Stated exercise A →
Could you extract, word for word, the lines of the records that begin at the line containing "content-column: SEEK (UP" and end after the line containing "list-text: Press the VOL ( ) button to decease", including both of those lines?

Source text →

--- BEGIN ---

Quick Installation (from PyPI)

Install IOPS directly from PyPI:

pip install iops-benchmark

Installation with Spack (for HPC environments)

Spack is a package manager designed for HPC systems. To install IOPS with Spack:

# Add the IOPS Spack repository
spack repo add https://gitlab.inria.fr/lgouveia/iops-spack.git

# Option 1: Standalone mode - uses pip for dependencies
spack install iops-benchmark+standalone

# Option 2: Full Spack-managed dependencies
spack install iops-benchmark

# Load the module
spack load iops-benchmark

# Verify installation
iops --version

Basic Installation (from source)

# Clone the repository
git clone https://gitlab.inria.fr/lgouveia/iops.git
cd iops

# Install the package with dependencies
pip install .

# Verify installation
iops --version

Quick Start

1. Create a Configuration

Generate a YAML configuration template:

iops generate my_config.yaml

For a fully-documented template with all options:

iops generate my_config.yaml --full

2. Preview Your Benchmark

# Dry-run to see what will be executed
iops run my_config.yaml --dry-run

# Check configuration validity
iops check my_config.yaml

3. Run the Benchmark

# Basic execution
iops run my_config.yaml

# With caching (skip already-executed tests)
iops run my_config.yaml --use-cache

# With budget limit (SLURM only)

--- END ---

Extracted entries →
--- BEGIN ---

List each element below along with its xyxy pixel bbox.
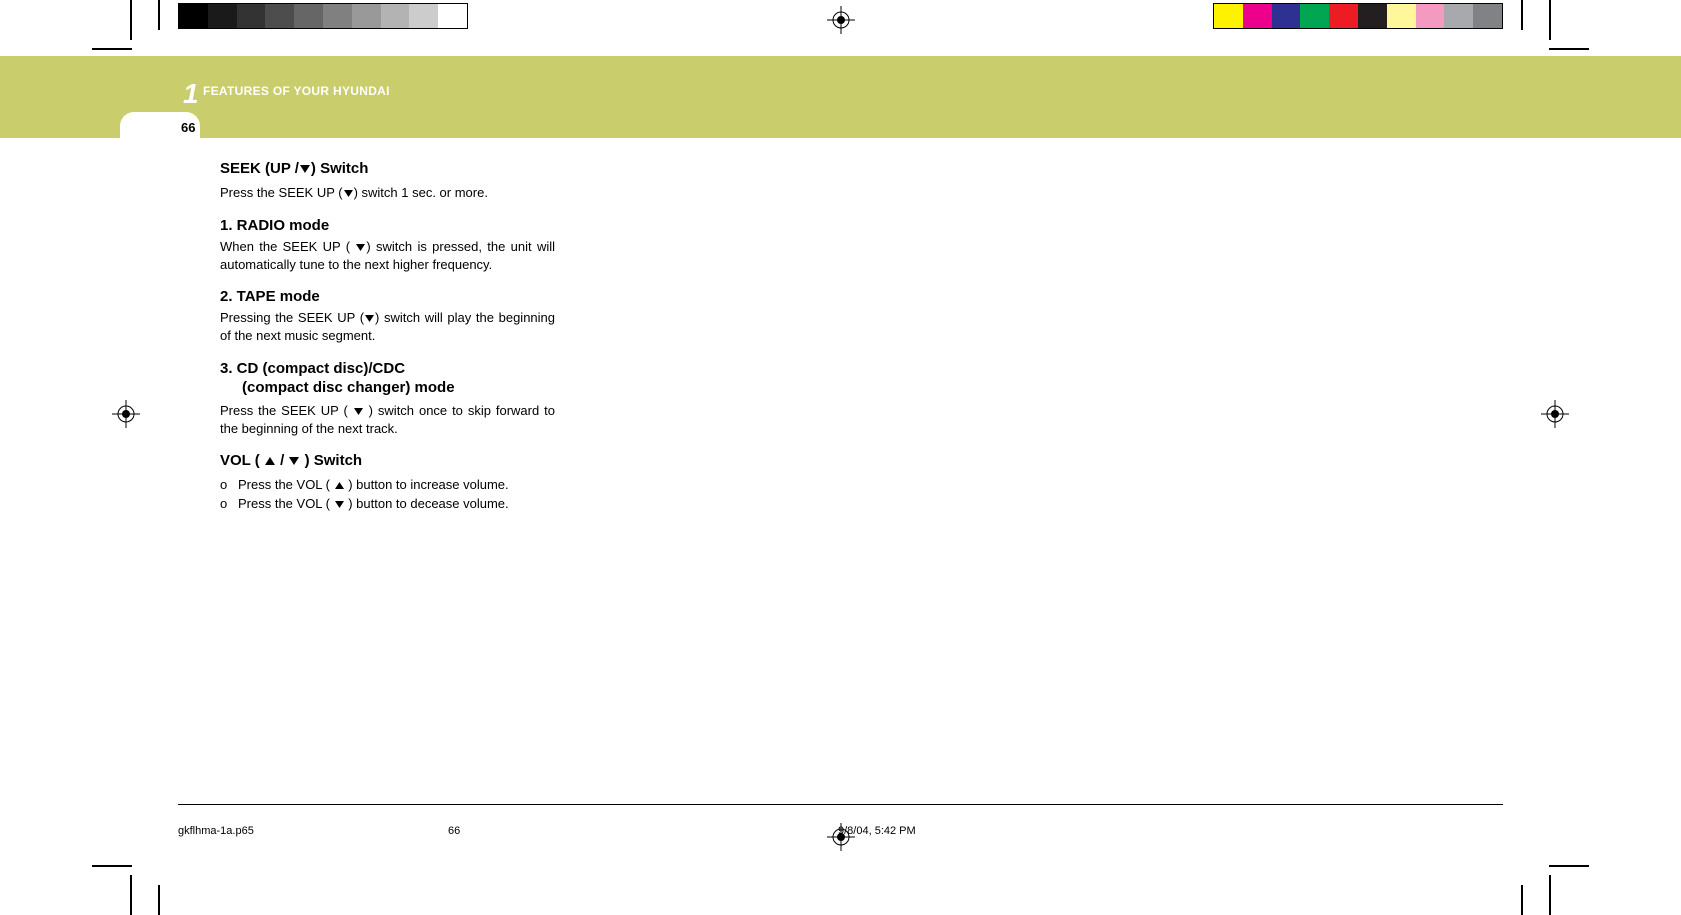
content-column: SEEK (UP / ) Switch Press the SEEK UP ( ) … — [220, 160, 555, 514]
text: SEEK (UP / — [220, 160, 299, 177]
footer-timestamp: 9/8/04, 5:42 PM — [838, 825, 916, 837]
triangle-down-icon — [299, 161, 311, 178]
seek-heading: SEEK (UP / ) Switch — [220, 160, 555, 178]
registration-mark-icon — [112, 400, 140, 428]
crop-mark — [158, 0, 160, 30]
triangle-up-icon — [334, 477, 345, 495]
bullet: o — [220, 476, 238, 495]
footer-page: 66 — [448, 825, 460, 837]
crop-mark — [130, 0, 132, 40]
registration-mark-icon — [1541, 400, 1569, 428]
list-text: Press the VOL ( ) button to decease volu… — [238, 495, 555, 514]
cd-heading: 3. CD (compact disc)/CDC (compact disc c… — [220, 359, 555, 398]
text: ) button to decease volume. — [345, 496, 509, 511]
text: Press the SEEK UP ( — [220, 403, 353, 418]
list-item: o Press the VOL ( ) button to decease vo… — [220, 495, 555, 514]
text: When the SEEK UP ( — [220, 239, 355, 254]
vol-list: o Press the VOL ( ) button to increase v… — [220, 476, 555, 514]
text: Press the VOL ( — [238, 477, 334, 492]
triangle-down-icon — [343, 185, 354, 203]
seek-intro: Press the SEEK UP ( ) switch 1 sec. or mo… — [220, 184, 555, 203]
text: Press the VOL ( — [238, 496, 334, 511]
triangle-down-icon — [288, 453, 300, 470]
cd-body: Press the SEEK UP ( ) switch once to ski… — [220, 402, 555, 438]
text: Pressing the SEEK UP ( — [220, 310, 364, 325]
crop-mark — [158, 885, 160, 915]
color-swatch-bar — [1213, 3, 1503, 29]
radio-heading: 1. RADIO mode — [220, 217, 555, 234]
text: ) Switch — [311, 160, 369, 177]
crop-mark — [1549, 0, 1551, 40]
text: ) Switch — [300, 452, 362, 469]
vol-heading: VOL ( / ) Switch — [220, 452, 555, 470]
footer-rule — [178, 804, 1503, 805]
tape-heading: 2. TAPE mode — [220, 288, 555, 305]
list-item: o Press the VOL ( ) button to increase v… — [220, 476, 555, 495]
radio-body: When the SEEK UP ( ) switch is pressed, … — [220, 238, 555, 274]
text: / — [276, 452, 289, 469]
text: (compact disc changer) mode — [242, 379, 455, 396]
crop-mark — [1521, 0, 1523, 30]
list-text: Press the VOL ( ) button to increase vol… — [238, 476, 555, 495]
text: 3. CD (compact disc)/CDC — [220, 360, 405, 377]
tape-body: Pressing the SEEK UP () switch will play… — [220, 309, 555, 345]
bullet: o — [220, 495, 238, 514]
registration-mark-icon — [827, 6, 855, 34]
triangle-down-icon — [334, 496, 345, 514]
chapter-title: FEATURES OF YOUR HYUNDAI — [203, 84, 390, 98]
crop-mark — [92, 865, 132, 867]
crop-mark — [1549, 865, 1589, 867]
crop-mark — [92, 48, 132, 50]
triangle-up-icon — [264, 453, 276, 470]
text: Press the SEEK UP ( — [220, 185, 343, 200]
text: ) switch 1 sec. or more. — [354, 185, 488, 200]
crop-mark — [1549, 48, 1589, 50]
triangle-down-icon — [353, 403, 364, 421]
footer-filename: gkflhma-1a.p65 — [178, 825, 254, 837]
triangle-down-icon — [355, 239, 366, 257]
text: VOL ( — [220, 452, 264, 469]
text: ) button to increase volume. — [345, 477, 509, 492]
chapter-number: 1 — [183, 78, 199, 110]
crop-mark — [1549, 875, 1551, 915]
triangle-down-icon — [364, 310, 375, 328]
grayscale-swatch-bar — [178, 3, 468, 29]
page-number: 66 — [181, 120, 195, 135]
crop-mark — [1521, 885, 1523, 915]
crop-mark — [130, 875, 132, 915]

--- END ---

Stated exercise B →
Can you copy the passage of the IOPS installation text exactly, beginning at the words "# Load the module" and stopping after "pip install ."?

Result A →
content-column: SEEK (UP / ) Switch Press the SEEK UP ( ) … — [220, 160, 555, 514]
text: SEEK (UP / — [220, 160, 299, 177]
footer-timestamp: 9/8/04, 5:42 PM — [838, 825, 916, 837]
triangle-down-icon — [299, 161, 311, 178]
seek-heading: SEEK (UP / ) Switch — [220, 160, 555, 178]
registration-mark-icon — [112, 400, 140, 428]
crop-mark — [158, 0, 160, 30]
triangle-up-icon — [334, 477, 345, 495]
bullet: o — [220, 476, 238, 495]
footer-page: 66 — [448, 825, 460, 837]
crop-mark — [130, 0, 132, 40]
registration-mark-icon — [1541, 400, 1569, 428]
list-text: Press the VOL ( ) button to decease volu… — [238, 495, 555, 514]

Result B →
# Load the module
spack load iops-benchmark

# Verify installation
iops --version

Basic Installation (from source)

# Clone the repository
git clone https://gitlab.inria.fr/lgouveia/iops.git
cd iops

# Install the package with dependencies
pip install .